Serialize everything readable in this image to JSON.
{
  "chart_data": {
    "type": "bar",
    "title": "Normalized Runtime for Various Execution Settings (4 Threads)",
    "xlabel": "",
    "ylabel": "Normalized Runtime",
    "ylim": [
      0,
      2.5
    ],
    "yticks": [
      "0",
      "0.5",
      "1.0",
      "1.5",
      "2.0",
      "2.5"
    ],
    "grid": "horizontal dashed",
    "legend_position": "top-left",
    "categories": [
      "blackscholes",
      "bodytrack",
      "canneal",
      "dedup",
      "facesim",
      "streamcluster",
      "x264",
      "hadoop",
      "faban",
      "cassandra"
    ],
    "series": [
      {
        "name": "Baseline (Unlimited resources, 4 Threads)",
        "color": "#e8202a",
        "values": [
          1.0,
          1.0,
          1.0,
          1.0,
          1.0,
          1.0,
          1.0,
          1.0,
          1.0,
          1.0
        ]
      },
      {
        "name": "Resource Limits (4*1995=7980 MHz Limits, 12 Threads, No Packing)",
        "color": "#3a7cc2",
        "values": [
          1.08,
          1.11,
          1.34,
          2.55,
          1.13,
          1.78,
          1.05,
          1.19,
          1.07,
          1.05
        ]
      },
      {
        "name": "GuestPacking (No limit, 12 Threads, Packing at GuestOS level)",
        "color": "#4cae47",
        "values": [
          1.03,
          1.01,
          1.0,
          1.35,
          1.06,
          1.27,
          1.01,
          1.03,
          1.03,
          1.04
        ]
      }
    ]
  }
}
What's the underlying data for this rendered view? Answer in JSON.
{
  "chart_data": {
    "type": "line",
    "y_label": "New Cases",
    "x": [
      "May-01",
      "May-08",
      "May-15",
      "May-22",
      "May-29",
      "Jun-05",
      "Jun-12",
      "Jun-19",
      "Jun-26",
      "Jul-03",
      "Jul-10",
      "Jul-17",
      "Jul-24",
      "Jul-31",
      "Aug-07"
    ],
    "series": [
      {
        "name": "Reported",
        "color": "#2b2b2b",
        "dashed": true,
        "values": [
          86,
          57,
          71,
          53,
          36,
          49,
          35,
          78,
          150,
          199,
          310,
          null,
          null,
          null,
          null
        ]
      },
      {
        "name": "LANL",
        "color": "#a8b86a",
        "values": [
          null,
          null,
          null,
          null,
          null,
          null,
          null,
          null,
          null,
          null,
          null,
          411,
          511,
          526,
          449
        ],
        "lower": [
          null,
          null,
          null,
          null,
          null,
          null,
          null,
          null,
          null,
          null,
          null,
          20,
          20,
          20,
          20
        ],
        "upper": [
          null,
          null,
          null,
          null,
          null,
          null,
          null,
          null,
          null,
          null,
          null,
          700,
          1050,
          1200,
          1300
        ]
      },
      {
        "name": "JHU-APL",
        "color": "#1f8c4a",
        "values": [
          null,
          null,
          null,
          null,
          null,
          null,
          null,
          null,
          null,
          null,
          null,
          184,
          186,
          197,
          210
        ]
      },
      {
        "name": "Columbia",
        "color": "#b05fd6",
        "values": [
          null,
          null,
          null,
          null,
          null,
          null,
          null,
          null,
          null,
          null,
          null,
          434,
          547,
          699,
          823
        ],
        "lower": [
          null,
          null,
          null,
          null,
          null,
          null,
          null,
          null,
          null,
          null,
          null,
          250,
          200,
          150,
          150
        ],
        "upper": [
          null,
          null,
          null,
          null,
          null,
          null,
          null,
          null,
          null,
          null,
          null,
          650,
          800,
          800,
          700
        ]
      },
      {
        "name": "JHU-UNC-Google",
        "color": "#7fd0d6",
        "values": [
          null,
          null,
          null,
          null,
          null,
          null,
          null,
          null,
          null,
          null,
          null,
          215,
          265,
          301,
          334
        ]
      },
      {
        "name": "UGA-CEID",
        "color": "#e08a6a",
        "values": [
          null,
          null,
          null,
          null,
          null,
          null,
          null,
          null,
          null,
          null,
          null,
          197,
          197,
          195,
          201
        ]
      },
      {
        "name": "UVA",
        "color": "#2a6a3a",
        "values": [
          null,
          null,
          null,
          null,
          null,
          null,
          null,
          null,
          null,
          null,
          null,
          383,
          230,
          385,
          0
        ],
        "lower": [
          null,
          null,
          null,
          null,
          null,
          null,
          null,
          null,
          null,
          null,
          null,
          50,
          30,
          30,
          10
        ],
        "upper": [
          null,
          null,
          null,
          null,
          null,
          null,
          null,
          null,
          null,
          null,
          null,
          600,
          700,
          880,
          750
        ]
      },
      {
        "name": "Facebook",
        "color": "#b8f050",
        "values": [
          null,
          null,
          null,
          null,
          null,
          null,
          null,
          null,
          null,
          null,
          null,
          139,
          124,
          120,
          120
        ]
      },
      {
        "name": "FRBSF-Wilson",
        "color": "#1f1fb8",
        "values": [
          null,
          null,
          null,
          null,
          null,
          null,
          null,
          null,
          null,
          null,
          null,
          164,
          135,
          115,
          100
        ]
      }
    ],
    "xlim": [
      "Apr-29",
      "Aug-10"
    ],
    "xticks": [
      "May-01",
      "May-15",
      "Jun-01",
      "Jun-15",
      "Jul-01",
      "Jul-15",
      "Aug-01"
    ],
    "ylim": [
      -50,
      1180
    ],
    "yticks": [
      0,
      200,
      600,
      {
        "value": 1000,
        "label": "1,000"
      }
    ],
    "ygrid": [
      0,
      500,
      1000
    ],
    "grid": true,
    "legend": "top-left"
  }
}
#####
All lines in the data that contain the word "Normalized" should be copied.

* Problem solution
    "title": "Normalized Runtime for Various Execution Settings (4 Threads)",
    "ylabel": "Normalized Runtime",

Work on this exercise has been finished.